**Stated exercise**
Below are records. Count every line containing the word "What" and give the number alone.

___ Given data ___

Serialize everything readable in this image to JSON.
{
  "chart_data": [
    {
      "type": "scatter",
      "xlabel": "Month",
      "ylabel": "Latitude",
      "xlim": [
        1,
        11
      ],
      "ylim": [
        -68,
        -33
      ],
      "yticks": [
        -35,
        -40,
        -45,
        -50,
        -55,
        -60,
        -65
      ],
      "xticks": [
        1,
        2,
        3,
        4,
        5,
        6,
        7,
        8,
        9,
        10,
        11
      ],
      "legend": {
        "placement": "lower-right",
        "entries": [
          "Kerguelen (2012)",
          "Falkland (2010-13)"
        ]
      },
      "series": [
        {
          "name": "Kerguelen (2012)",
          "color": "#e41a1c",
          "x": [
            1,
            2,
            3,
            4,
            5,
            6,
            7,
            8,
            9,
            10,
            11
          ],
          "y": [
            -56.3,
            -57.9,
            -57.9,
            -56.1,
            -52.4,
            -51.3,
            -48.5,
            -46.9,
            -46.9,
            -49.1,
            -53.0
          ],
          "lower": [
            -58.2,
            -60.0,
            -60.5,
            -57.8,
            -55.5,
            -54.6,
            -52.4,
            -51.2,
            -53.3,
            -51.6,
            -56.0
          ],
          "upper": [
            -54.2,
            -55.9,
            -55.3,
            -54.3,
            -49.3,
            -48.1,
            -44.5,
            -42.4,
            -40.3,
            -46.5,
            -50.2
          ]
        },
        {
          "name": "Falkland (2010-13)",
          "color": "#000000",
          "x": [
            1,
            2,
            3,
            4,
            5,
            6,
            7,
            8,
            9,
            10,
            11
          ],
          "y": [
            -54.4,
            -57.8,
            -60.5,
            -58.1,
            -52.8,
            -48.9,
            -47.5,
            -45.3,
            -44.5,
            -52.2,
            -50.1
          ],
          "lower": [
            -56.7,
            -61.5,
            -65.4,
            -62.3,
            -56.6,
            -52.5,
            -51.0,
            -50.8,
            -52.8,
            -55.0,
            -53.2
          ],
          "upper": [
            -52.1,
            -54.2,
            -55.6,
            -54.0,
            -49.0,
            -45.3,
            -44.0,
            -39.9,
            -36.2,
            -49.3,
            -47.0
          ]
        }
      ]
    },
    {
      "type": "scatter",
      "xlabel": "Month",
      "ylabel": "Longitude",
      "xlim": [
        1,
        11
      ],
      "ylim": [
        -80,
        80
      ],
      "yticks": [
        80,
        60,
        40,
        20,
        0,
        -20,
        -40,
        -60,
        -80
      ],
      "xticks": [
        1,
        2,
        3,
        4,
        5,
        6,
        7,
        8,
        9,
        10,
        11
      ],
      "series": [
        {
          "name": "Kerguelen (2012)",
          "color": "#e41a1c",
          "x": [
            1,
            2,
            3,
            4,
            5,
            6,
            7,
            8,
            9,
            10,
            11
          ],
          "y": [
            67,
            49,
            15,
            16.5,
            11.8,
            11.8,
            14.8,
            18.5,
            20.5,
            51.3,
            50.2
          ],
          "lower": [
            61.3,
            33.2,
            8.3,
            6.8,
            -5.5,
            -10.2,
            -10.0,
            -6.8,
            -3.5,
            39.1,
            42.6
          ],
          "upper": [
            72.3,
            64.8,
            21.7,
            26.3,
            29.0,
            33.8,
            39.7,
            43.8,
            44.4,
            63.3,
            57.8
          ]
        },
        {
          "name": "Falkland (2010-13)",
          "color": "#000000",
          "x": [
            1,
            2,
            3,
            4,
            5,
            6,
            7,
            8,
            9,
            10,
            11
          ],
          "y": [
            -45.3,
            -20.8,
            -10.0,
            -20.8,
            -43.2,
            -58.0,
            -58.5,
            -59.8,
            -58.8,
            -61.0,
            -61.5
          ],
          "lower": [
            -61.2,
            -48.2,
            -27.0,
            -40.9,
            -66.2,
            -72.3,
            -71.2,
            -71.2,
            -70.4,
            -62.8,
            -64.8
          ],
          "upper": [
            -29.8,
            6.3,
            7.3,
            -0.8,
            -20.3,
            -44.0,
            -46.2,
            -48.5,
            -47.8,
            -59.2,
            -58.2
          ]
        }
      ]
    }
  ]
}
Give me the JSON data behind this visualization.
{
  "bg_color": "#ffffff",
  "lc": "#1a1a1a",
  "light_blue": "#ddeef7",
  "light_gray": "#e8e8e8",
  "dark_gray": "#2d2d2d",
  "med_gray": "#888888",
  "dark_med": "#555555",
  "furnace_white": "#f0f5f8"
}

___
___ Given data ___

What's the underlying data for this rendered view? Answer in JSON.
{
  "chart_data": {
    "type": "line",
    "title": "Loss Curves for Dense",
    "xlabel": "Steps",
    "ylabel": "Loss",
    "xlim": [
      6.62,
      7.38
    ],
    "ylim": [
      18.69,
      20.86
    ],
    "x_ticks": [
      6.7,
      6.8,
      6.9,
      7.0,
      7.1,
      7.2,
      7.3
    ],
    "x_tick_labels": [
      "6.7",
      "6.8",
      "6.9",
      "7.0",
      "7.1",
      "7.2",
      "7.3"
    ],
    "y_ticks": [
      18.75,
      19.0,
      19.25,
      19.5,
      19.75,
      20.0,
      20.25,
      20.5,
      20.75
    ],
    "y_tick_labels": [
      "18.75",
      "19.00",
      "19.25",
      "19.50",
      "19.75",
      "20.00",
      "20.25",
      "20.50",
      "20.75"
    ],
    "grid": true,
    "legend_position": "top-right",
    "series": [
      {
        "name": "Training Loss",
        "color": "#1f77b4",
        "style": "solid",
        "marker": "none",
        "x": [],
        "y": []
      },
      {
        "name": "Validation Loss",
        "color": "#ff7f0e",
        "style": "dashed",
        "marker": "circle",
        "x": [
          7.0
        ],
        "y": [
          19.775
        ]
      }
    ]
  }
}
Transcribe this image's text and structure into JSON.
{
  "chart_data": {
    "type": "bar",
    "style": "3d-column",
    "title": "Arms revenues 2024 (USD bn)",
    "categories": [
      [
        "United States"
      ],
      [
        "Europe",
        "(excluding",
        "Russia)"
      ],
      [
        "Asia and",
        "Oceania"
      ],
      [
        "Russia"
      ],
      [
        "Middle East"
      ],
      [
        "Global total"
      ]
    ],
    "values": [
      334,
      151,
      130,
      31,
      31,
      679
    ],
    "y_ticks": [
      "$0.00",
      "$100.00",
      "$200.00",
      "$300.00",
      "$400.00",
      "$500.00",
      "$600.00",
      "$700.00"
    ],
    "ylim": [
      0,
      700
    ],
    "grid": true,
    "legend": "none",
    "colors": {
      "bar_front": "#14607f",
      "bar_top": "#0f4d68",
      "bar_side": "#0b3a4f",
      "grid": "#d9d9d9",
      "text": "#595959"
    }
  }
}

___
___ Given data ___

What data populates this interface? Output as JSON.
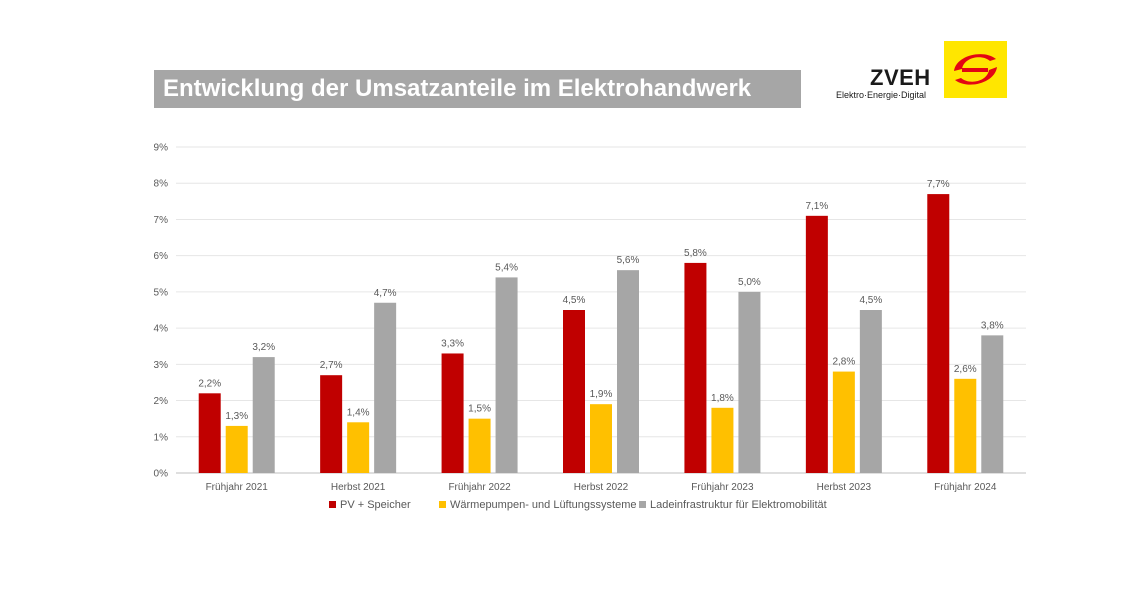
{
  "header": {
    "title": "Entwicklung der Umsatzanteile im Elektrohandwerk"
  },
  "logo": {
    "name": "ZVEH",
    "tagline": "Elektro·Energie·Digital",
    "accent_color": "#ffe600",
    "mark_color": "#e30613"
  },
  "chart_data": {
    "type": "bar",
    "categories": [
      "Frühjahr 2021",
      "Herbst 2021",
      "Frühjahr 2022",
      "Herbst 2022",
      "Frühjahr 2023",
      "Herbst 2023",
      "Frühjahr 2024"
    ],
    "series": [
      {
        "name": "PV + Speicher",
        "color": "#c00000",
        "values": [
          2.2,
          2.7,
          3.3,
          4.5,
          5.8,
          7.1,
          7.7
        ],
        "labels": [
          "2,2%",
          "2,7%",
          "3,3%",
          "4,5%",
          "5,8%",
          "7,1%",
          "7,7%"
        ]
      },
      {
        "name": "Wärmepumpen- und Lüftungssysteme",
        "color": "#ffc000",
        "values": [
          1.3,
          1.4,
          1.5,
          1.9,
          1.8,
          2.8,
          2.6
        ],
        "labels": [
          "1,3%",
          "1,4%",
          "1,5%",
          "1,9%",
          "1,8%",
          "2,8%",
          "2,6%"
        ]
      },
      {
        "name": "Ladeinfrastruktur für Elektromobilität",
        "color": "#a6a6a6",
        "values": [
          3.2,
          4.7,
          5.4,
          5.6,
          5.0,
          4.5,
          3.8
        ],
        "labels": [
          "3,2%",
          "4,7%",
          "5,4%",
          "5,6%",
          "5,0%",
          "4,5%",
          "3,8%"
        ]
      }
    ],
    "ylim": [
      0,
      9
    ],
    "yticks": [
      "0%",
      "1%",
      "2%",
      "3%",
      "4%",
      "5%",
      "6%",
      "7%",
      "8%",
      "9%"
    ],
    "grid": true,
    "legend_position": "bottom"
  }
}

___

**Full output**
2